THE EXERCISE | Below are records to be output exactly, every one of them.
[START OF DATA FOR THIS TASK]
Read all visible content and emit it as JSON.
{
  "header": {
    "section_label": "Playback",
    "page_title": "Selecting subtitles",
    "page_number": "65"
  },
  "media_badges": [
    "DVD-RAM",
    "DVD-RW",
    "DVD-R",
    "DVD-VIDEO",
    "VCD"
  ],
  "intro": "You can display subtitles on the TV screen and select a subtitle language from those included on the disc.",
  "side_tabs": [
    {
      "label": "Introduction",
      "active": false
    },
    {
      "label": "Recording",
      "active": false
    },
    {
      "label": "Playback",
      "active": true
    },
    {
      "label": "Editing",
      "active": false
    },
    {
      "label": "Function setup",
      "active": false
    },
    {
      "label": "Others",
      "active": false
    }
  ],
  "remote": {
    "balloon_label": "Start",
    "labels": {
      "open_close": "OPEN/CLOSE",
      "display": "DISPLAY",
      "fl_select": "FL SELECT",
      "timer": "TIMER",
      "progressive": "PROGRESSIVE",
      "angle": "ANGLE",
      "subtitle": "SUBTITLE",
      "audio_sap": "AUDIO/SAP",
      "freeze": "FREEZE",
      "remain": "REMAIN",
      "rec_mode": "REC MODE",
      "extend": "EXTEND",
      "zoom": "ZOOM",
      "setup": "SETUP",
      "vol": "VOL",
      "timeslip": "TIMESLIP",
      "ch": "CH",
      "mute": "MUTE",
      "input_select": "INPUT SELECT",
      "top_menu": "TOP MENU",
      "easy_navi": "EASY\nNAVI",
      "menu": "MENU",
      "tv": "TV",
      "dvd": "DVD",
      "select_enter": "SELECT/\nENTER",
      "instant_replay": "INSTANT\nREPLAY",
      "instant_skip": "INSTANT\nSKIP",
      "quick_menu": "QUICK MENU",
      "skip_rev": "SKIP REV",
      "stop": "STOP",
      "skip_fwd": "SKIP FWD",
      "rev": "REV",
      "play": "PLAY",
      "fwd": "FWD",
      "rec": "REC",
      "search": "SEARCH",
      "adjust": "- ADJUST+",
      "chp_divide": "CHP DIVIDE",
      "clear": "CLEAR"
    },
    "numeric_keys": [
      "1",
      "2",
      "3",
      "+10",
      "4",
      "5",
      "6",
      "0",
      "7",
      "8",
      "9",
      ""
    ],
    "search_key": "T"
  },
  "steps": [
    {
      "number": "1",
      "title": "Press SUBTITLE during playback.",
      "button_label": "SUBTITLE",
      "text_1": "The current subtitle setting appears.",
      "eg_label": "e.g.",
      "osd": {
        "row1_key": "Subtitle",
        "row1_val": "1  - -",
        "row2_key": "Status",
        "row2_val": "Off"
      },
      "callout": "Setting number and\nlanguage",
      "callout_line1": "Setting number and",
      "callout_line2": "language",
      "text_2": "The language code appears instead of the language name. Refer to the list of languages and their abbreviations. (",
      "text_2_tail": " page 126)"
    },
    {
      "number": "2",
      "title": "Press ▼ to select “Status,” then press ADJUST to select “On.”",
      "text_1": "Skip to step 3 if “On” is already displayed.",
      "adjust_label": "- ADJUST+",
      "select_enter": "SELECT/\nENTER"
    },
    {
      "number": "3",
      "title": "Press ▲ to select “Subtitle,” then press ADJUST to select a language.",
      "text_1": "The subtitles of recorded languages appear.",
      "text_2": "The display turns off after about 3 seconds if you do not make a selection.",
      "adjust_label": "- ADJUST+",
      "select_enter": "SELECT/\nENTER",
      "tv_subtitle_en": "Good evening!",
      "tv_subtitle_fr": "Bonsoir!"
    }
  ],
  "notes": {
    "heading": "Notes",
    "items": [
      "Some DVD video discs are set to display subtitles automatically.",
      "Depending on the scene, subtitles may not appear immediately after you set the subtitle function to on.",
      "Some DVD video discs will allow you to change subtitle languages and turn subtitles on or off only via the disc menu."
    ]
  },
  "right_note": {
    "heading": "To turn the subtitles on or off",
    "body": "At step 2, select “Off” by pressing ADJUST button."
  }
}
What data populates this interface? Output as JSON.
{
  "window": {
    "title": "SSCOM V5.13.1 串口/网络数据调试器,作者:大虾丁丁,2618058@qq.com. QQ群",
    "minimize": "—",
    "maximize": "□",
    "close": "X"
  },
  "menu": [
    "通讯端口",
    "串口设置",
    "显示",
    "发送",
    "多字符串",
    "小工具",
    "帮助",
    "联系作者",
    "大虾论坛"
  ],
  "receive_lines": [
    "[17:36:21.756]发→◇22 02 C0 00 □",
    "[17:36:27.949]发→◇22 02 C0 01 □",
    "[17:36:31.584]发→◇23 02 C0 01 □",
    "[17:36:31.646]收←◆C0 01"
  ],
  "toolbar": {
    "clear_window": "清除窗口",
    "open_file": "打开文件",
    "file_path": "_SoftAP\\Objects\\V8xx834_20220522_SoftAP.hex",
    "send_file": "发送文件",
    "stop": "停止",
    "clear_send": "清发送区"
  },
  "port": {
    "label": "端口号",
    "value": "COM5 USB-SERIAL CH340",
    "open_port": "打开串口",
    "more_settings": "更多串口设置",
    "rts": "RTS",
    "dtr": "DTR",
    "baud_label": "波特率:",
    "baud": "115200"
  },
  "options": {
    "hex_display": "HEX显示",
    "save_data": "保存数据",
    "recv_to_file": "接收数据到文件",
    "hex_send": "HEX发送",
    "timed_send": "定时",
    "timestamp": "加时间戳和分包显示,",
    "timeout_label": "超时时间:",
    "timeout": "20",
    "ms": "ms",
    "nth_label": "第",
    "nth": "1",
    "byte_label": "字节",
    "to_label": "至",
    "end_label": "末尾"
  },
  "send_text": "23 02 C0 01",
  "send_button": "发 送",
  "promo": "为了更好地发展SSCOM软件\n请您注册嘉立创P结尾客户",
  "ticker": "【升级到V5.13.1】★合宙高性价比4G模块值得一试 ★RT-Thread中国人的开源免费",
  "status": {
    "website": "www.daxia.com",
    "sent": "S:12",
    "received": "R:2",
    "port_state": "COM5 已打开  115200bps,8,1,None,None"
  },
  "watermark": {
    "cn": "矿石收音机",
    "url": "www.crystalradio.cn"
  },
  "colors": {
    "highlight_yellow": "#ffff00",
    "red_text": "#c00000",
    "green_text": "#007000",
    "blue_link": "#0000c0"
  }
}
[END OF DATA FOR THIS TASK]
FINISHED EXERCISE |
Read all visible content and emit it as JSON.
{
  "header": {
    "section_label": "Playback",
    "page_title": "Selecting subtitles",
    "page_number": "65"
  },
  "media_badges": [
    "DVD-RAM",
    "DVD-RW",
    "DVD-R",
    "DVD-VIDEO",
    "VCD"
  ],
  "intro": "You can display subtitles on the TV screen and select a subtitle language from those included on the disc.",
  "side_tabs": [
    {
      "label": "Introduction",
      "active": false
    },
    {
      "label": "Recording",
      "active": false
    },
    {
      "label": "Playback",
      "active": true
    },
    {
      "label": "Editing",
      "active": false
    },
    {
      "label": "Function setup",
      "active": false
    },
    {
      "label": "Others",
      "active": false
    }
  ],
  "remote": {
    "balloon_label": "Start",
    "labels": {
      "open_close": "OPEN/CLOSE",
      "display": "DISPLAY",
      "fl_select": "FL SELECT",
      "timer": "TIMER",
      "progressive": "PROGRESSIVE",
      "angle": "ANGLE",
      "subtitle": "SUBTITLE",
      "audio_sap": "AUDIO/SAP",
      "freeze": "FREEZE",
      "remain": "REMAIN",
      "rec_mode": "REC MODE",
      "extend": "EXTEND",
      "zoom": "ZOOM",
      "setup": "SETUP",
      "vol": "VOL",
      "timeslip": "TIMESLIP",
      "ch": "CH",
      "mute": "MUTE",
      "input_select": "INPUT SELECT",
      "top_menu": "TOP MENU",
      "easy_navi": "EASY\nNAVI",
      "menu": "MENU",
      "tv": "TV",
      "dvd": "DVD",
      "select_enter": "SELECT/\nENTER",
      "instant_replay": "INSTANT\nREPLAY",
      "instant_skip": "INSTANT\nSKIP",
      "quick_menu": "QUICK MENU",
      "skip_rev": "SKIP REV",
      "stop": "STOP",
      "skip_fwd": "SKIP FWD",
      "rev": "REV",
      "play": "PLAY",
      "fwd": "FWD",
      "rec": "REC",
      "search": "SEARCH",
      "adjust": "- ADJUST+",
      "chp_divide": "CHP DIVIDE",
      "clear": "CLEAR"
    },
    "numeric_keys": [
      "1",
      "2",
      "3",
      "+10",
      "4",
      "5",
      "6",
      "0",
      "7",
      "8",
      "9",
      ""
    ],
    "search_key": "T"
  },
  "steps": [
    {
      "number": "1",
      "title": "Press SUBTITLE during playback.",
      "button_label": "SUBTITLE",
      "text_1": "The current subtitle setting appears.",
      "eg_label": "e.g.",
      "osd": {
        "row1_key": "Subtitle",
        "row1_val": "1  - -",
        "row2_key": "Status",
        "row2_val": "Off"
      },
      "callout": "Setting number and\nlanguage",
      "callout_line1": "Setting number and",
      "callout_line2": "language",
      "text_2": "The language code appears instead of the language name. Refer to the list of languages and their abbreviations. (",
      "text_2_tail": " page 126)"
    },
    {
      "number": "2",
      "title": "Press ▼ to select “Status,” then press ADJUST to select “On.”",
      "text_1": "Skip to step 3 if “On” is already displayed.",
      "adjust_label": "- ADJUST+",
      "select_enter": "SELECT/\nENTER"
    },
    {
      "number": "3",
      "title": "Press ▲ to select “Subtitle,” then press ADJUST to select a language.",
      "text_1": "The subtitles of recorded languages appear.",
      "text_2": "The display turns off after about 3 seconds if you do not make a selection.",
      "adjust_label": "- ADJUST+",
      "select_enter": "SELECT/\nENTER",
      "tv_subtitle_en": "Good evening!",
      "tv_subtitle_fr": "Bonsoir!"
    }
  ],
  "notes": {
    "heading": "Notes",
    "items": [
      "Some DVD video discs are set to display subtitles automatically.",
      "Depending on the scene, subtitles may not appear immediately after you set the subtitle function to on.",
      "Some DVD video discs will allow you to change subtitle languages and turn subtitles on or off only via the disc menu."
    ]
  },
  "right_note": {
    "heading": "To turn the subtitles on or off",
    "body": "At step 2, select “Off” by pressing ADJUST button."
  }
}
What data populates this interface? Output as JSON.
{
  "window": {
    "title": "SSCOM V5.13.1 串口/网络数据调试器,作者:大虾丁丁,2618058@qq.com. QQ群",
    "minimize": "—",
    "maximize": "□",
    "close": "X"
  },
  "menu": [
    "通讯端口",
    "串口设置",
    "显示",
    "发送",
    "多字符串",
    "小工具",
    "帮助",
    "联系作者",
    "大虾论坛"
  ],
  "receive_lines": [
    "[17:36:21.756]发→◇22 02 C0 00 □",
    "[17:36:27.949]发→◇22 02 C0 01 □",
    "[17:36:31.584]发→◇23 02 C0 01 □",
    "[17:36:31.646]收←◆C0 01"
  ],
  "toolbar": {
    "clear_window": "清除窗口",
    "open_file": "打开文件",
    "file_path": "_SoftAP\\Objects\\V8xx834_20220522_SoftAP.hex",
    "send_file": "发送文件",
    "stop": "停止",
    "clear_send": "清发送区"
  },
  "port": {
    "label": "端口号",
    "value": "COM5 USB-SERIAL CH340",
    "open_port": "打开串口",
    "more_settings": "更多串口设置",
    "rts": "RTS",
    "dtr": "DTR",
    "baud_label": "波特率:",
    "baud": "115200"
  },
  "options": {
    "hex_display": "HEX显示",
    "save_data": "保存数据",
    "recv_to_file": "接收数据到文件",
    "hex_send": "HEX发送",
    "timed_send": "定时",
    "timestamp": "加时间戳和分包显示,",
    "timeout_label": "超时时间:",
    "timeout": "20",
    "ms": "ms",
    "nth_label": "第",
    "nth": "1",
    "byte_label": "字节",
    "to_label": "至",
    "end_label": "末尾"
  },
  "send_text": "23 02 C0 01",
  "send_button": "发 送",
  "promo": "为了更好地发展SSCOM软件\n请您注册嘉立创P结尾客户",
  "ticker": "【升级到V5.13.1】★合宙高性价比4G模块值得一试 ★RT-Thread中国人的开源免费",
  "status": {
    "website": "www.daxia.com",
    "sent": "S:12",
    "received": "R:2",
    "port_state": "COM5 已打开  115200bps,8,1,None,None"
  },
  "watermark": {
    "cn": "矿石收音机",
    "url": "www.crystalradio.cn"
  },
  "colors": {
    "highlight_yellow": "#ffff00",
    "red_text": "#c00000",
    "green_text": "#007000",
    "blue_link": "#0000c0"
  }
}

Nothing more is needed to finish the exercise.